** start of EXTRACT **

Amanda Pascali Bridges Sicily And The American South In Robert Ellis-Produced Single “Amuri”

Photographer Credit: Davide Casciolo

Former Fulbright Scholar Reinterprets Sicilian Folk Music For The Modern Day On Robert Ellis-Produced Album Roses and Basil, Releasing September 12

July 23, 2025 – Today, rising singer-songwriter Amanda Pascali shares her new single Amuri,” the latest from her forthcoming Robert Ellis-produced album Roses and Basil (out September 12). The song opens with Ellis softly picking his guitar as Pascali sings an ancient Sicilian prose about all-consuming love, before erupting into a groovy cumbia rhythm inspired by the Latin sounds of her Texas upbringing. Bridging the worlds of Sicily and the American South, “Amuri” sets the tone for an album that is anchored in tradition, but reimagined for the modern day. Stream “Amuri”

** end of EXTRACT **
** start of EXCERPTED RECORDS **

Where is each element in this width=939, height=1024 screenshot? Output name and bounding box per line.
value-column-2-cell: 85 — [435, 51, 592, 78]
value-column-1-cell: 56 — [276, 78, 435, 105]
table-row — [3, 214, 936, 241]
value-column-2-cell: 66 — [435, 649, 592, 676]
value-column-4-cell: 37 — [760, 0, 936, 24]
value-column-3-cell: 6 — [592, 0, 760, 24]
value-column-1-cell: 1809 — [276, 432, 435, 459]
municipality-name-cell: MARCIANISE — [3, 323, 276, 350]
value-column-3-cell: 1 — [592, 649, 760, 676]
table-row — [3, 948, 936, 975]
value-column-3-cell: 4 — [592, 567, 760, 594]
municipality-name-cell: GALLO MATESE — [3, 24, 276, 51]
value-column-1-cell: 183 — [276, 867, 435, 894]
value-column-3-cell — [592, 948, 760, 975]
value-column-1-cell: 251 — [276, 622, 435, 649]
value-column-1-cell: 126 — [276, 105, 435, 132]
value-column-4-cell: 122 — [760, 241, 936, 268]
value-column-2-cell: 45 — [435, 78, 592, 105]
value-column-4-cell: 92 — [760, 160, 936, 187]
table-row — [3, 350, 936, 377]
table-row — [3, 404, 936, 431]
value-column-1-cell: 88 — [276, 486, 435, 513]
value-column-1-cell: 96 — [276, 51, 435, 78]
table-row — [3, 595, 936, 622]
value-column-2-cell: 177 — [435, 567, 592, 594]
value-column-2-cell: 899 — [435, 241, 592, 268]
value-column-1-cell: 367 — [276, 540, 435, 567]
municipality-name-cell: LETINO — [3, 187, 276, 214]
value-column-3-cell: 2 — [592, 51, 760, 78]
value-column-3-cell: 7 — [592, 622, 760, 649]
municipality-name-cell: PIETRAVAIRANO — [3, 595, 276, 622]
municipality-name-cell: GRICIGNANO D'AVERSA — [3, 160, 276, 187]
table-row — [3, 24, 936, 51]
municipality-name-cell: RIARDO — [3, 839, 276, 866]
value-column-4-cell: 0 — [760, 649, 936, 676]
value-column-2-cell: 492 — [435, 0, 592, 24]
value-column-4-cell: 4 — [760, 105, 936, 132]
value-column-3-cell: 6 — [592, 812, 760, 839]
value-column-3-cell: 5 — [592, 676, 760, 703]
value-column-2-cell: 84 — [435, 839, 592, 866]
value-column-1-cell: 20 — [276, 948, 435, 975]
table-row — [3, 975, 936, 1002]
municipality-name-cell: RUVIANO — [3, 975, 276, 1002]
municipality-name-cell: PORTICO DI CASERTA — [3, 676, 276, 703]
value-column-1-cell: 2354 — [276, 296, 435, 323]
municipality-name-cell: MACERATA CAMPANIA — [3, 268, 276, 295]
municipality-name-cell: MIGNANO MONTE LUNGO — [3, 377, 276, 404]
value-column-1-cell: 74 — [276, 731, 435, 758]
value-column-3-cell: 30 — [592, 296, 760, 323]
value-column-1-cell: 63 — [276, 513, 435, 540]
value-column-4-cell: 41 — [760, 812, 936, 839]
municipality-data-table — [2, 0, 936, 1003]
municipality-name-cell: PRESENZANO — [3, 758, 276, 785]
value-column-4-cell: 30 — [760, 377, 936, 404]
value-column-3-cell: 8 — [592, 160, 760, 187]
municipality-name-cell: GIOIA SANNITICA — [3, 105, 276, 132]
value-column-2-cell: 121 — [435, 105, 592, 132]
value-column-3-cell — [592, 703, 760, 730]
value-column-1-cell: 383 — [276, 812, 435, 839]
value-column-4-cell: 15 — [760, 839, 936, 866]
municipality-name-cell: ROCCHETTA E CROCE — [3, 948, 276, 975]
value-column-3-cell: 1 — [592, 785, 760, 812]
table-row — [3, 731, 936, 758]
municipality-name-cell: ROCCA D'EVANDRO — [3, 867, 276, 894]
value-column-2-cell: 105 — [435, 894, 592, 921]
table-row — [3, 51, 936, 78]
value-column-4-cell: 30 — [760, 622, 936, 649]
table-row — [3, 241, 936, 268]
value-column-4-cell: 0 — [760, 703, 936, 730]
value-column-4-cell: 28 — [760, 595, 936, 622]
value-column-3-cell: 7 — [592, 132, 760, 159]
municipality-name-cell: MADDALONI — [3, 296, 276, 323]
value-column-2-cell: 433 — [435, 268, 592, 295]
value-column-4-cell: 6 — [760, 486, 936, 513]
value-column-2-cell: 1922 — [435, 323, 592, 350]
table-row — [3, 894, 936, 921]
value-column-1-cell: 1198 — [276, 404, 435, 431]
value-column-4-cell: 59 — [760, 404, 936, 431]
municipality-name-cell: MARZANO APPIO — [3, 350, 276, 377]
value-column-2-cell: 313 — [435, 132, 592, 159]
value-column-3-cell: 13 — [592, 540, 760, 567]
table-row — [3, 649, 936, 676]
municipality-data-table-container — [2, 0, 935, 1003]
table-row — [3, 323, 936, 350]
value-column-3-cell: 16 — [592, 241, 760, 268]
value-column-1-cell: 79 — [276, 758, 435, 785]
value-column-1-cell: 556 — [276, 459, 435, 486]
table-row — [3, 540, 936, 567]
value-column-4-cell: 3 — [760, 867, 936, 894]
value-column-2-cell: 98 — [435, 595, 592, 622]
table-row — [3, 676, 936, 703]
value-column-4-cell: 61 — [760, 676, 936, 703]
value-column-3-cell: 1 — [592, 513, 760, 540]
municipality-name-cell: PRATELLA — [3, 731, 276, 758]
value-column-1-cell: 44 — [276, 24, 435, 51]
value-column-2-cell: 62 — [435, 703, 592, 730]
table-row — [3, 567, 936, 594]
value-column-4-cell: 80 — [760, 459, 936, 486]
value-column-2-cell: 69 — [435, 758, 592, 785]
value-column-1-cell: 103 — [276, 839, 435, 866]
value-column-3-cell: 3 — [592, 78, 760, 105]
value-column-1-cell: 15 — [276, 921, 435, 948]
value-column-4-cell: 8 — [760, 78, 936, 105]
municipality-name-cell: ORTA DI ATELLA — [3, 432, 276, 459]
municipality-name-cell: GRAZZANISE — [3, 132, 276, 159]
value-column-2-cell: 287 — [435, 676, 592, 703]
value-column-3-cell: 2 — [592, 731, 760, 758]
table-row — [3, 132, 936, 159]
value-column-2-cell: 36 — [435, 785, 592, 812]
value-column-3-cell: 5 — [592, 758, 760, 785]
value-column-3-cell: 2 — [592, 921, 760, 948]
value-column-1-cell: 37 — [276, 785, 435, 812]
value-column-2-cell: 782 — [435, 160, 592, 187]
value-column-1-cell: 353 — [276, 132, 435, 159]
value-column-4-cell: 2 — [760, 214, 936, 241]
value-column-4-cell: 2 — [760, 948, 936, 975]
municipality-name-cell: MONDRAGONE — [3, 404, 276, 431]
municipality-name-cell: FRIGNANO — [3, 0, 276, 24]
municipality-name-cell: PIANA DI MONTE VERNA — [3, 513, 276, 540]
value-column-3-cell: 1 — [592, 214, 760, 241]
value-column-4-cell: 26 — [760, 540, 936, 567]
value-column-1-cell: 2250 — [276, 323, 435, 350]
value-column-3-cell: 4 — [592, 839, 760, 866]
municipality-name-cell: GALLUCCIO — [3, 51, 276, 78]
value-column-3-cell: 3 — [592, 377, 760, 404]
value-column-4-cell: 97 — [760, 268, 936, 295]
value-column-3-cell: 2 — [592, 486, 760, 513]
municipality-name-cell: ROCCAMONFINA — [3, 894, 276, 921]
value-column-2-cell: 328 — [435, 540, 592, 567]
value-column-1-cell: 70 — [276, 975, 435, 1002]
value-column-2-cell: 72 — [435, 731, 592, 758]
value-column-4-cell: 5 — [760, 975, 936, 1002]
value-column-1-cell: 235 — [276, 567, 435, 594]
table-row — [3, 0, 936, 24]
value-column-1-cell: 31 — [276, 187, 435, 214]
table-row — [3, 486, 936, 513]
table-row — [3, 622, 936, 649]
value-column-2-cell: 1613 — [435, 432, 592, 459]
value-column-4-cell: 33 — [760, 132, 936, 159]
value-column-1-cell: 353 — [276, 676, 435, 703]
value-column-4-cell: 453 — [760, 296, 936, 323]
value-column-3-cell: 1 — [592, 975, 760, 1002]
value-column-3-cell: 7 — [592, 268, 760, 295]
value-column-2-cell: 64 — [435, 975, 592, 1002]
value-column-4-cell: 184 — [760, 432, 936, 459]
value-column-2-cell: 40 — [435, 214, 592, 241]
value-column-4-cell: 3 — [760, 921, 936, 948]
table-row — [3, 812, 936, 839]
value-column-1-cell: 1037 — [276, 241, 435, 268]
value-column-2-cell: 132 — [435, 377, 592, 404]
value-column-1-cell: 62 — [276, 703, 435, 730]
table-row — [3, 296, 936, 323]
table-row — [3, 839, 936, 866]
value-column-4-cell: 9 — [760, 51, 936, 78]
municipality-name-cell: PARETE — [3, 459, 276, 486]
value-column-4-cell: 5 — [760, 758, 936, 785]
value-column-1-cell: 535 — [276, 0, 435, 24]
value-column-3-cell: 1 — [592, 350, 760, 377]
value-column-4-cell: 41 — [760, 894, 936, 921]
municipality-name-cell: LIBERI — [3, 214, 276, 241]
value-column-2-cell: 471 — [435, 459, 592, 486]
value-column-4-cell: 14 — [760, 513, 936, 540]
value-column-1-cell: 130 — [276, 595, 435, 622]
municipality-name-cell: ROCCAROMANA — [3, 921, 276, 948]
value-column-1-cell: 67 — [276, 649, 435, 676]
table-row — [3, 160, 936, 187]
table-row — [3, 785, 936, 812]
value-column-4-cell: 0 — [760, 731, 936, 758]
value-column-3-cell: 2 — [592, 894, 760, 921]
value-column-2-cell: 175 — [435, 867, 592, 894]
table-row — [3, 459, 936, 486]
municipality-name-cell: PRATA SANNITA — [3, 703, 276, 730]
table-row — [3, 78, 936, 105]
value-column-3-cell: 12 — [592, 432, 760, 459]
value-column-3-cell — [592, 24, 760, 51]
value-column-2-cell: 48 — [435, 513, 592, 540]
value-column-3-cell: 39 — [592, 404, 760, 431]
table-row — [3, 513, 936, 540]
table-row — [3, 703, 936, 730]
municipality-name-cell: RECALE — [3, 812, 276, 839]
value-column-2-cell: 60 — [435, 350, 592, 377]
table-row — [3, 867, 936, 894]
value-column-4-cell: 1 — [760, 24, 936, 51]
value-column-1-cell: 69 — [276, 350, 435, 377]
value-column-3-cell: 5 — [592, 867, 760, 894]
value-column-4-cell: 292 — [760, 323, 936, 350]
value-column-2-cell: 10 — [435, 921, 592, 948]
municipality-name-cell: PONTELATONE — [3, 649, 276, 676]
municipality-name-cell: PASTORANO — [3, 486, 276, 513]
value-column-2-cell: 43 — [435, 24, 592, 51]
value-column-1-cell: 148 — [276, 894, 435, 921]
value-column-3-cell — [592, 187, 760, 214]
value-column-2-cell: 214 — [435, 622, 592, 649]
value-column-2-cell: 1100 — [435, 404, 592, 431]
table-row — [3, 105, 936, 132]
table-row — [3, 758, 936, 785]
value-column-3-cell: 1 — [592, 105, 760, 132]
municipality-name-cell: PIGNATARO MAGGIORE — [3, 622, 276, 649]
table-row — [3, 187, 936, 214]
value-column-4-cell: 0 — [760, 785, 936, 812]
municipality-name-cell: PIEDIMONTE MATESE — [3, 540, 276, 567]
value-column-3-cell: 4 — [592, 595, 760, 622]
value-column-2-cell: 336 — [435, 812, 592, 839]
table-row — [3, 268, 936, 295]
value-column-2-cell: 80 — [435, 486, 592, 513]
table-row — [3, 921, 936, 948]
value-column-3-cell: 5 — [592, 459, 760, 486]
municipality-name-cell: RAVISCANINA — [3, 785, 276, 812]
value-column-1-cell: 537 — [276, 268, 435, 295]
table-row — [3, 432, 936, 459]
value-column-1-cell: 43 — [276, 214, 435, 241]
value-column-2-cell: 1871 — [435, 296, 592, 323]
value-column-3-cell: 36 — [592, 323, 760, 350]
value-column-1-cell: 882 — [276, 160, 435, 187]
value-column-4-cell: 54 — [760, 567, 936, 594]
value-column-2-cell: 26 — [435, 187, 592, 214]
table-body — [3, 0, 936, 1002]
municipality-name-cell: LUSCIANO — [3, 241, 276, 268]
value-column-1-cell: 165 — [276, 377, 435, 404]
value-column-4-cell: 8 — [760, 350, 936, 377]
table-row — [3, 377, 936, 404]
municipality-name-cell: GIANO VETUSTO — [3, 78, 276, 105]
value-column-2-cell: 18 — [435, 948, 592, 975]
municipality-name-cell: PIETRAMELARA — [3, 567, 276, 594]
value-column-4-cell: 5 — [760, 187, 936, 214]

** end of EXCERPTED RECORDS **

» PROBLEM DESCRIPTION:
Answer these about the Amanda Pascali article above:
1. Who is credited as the photographer?
2. On what date is the album Roses and Basil released?
3. What rhythm does "Amuri" move into after its opening?

» ANSWER FOR THE TASK:
1. Davide Casciolo
2. September 12
3. A groovy cumbia rhythm